> PROBLEM DESCRIPTION: Each entry below must be repeated exactly, with pictures left out.

> SOURCE DATA:
##########

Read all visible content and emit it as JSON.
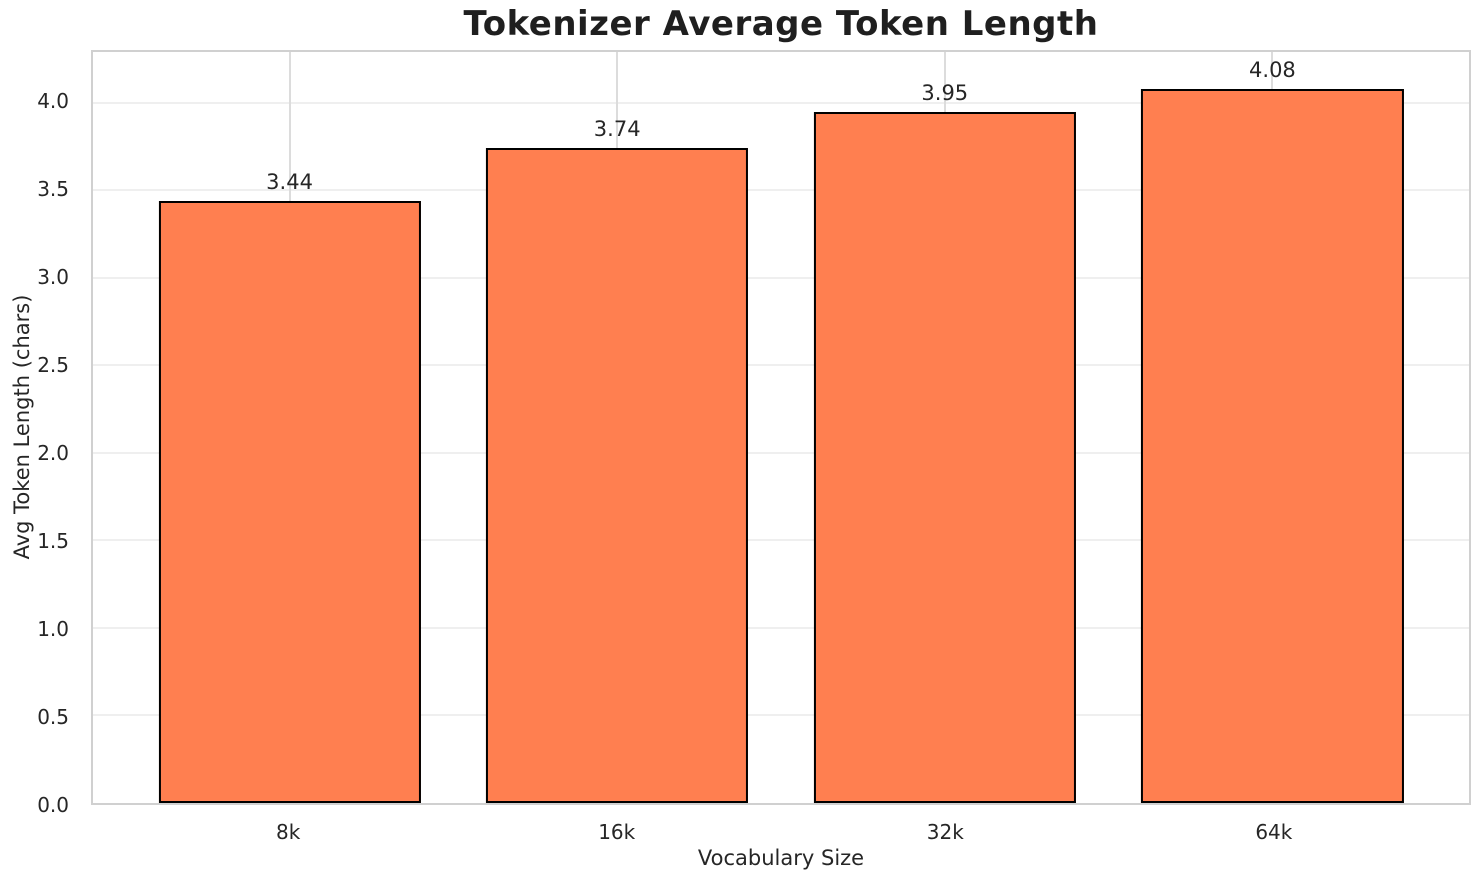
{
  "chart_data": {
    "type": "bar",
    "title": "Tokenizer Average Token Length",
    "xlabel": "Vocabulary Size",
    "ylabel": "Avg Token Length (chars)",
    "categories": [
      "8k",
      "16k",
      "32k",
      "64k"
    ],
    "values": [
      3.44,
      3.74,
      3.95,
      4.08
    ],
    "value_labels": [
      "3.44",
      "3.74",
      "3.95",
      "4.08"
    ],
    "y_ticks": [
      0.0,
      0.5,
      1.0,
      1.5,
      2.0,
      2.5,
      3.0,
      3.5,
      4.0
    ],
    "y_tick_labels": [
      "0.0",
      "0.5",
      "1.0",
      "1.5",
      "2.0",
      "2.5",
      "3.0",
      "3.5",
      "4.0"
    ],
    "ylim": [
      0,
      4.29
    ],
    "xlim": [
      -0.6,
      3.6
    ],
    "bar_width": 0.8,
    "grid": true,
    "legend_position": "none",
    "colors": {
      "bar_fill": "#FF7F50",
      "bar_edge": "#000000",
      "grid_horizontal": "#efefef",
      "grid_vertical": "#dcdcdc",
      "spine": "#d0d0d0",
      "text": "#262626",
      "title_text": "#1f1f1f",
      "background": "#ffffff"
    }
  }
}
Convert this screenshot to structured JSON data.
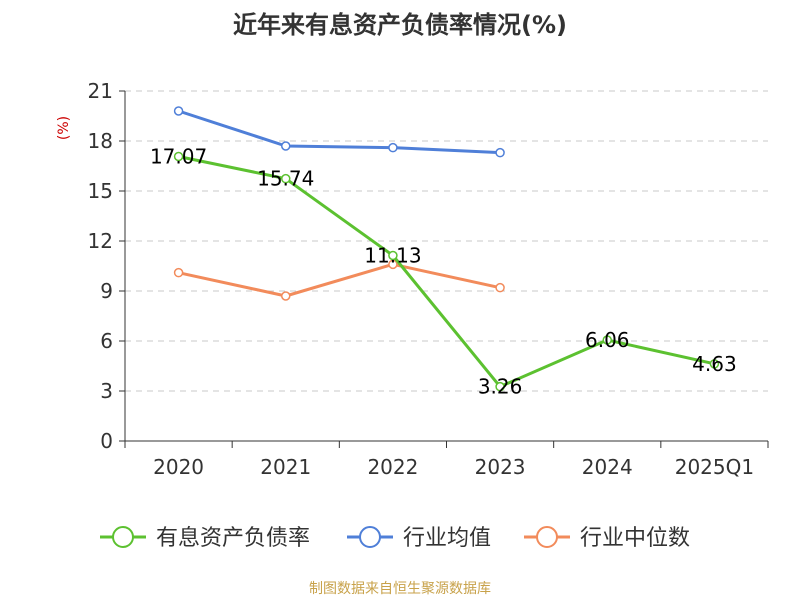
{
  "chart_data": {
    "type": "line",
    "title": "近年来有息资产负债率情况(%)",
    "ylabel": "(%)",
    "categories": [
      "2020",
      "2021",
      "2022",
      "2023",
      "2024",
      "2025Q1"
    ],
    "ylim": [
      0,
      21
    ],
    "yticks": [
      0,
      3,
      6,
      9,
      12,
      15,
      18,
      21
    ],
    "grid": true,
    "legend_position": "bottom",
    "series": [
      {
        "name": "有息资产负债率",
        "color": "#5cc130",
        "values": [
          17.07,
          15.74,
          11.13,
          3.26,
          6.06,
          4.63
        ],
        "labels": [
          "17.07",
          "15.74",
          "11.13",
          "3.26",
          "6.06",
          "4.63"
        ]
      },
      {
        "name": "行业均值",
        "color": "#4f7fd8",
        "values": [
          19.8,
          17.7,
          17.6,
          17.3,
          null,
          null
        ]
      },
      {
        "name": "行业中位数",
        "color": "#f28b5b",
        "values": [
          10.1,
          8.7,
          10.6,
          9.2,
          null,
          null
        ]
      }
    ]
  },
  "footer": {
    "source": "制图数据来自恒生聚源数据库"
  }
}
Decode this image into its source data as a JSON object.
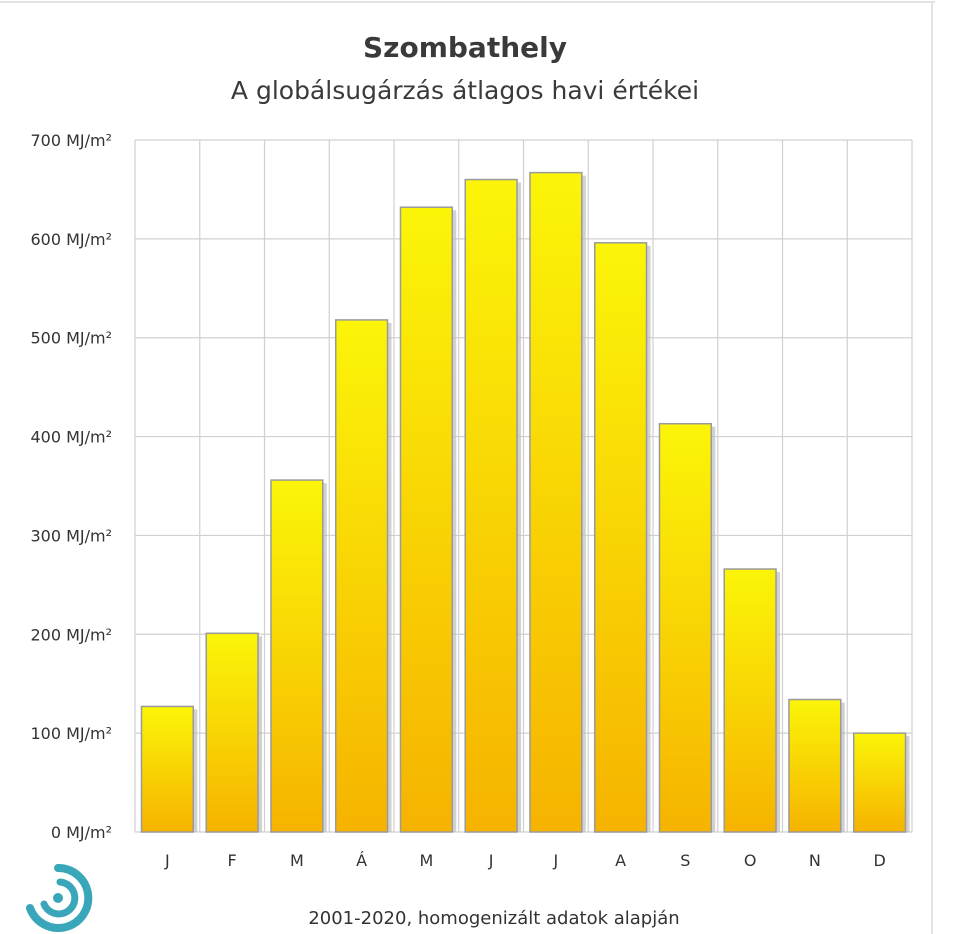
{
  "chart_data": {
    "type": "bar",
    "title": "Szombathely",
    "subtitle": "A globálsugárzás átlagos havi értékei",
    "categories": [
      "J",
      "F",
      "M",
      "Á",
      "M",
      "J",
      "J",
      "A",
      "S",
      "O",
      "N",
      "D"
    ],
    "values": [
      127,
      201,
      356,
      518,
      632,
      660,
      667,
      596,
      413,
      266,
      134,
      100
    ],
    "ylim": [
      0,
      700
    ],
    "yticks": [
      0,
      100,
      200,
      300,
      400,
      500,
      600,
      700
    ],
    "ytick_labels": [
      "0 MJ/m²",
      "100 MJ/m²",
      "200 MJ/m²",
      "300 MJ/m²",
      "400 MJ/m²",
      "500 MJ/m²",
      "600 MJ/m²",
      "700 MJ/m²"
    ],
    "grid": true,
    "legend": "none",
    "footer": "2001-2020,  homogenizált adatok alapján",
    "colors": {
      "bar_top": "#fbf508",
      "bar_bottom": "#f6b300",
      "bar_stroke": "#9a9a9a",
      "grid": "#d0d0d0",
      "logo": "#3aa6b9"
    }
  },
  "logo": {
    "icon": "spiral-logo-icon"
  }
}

##########

> OUTPUT FOR THIS EXERCISE:
Read all visible content and emit it as JSON.
{
  "chart_data": {
    "type": "bar",
    "title": "Tokenizer Average Token Length",
    "xlabel": "Vocabulary Size",
    "ylabel": "Avg Token Length (chars)",
    "categories": [
      "8k",
      "16k",
      "32k",
      "64k"
    ],
    "values": [
      3.44,
      3.74,
      3.95,
      4.08
    ],
    "value_labels": [
      "3.44",
      "3.74",
      "3.95",
      "4.08"
    ],
    "y_ticks": [
      0.0,
      0.5,
      1.0,
      1.5,
      2.0,
      2.5,
      3.0,
      3.5,
      4.0
    ],
    "y_tick_labels": [
      "0.0",
      "0.5",
      "1.0",
      "1.5",
      "2.0",
      "2.5",
      "3.0",
      "3.5",
      "4.0"
    ],
    "ylim": [
      0,
      4.29
    ],
    "xlim": [
      -0.6,
      3.6
    ],
    "bar_width": 0.8,
    "grid": true,
    "legend_position": "none",
    "colors": {
      "bar_fill": "#FF7F50",
      "bar_edge": "#000000",
      "grid_horizontal": "#efefef",
      "grid_vertical": "#dcdcdc",
      "spine": "#d0d0d0",
      "text": "#262626",
      "title_text": "#1f1f1f",
      "background": "#ffffff"
    }
  }
}
Convert this screenshot to structured JSON data.
{
  "chart_data": {
    "type": "line",
    "title": "近年来有息资产负债率情况(%)",
    "ylabel": "(%)",
    "categories": [
      "2020",
      "2021",
      "2022",
      "2023",
      "2024",
      "2025Q1"
    ],
    "ylim": [
      0,
      21
    ],
    "yticks": [
      0,
      3,
      6,
      9,
      12,
      15,
      18,
      21
    ],
    "grid": true,
    "legend_position": "bottom",
    "series": [
      {
        "name": "有息资产负债率",
        "color": "#5cc130",
        "values": [
          17.07,
          15.74,
          11.13,
          3.26,
          6.06,
          4.63
        ],
        "labels": [
          "17.07",
          "15.74",
          "11.13",
          "3.26",
          "6.06",
          "4.63"
        ]
      },
      {
        "name": "行业均值",
        "color": "#4f7fd8",
        "values": [
          19.8,
          17.7,
          17.6,
          17.3,
          null,
          null
        ]
      },
      {
        "name": "行业中位数",
        "color": "#f28b5b",
        "values": [
          10.1,
          8.7,
          10.6,
          9.2,
          null,
          null
        ]
      }
    ]
  },
  "footer": {
    "source": "制图数据来自恒生聚源数据库"
  }
}
Decode this image into its source data as a JSON object.
{
  "chart_data": {
    "type": "bar",
    "title": "Szombathely",
    "subtitle": "A globálsugárzás átlagos havi értékei",
    "categories": [
      "J",
      "F",
      "M",
      "Á",
      "M",
      "J",
      "J",
      "A",
      "S",
      "O",
      "N",
      "D"
    ],
    "values": [
      127,
      201,
      356,
      518,
      632,
      660,
      667,
      596,
      413,
      266,
      134,
      100
    ],
    "ylim": [
      0,
      700
    ],
    "yticks": [
      0,
      100,
      200,
      300,
      400,
      500,
      600,
      700
    ],
    "ytick_labels": [
      "0 MJ/m²",
      "100 MJ/m²",
      "200 MJ/m²",
      "300 MJ/m²",
      "400 MJ/m²",
      "500 MJ/m²",
      "600 MJ/m²",
      "700 MJ/m²"
    ],
    "grid": true,
    "legend": "none",
    "footer": "2001-2020,  homogenizált adatok alapján",
    "colors": {
      "bar_top": "#fbf508",
      "bar_bottom": "#f6b300",
      "bar_stroke": "#9a9a9a",
      "grid": "#d0d0d0",
      "logo": "#3aa6b9"
    }
  },
  "logo": {
    "icon": "spiral-logo-icon"
  }
}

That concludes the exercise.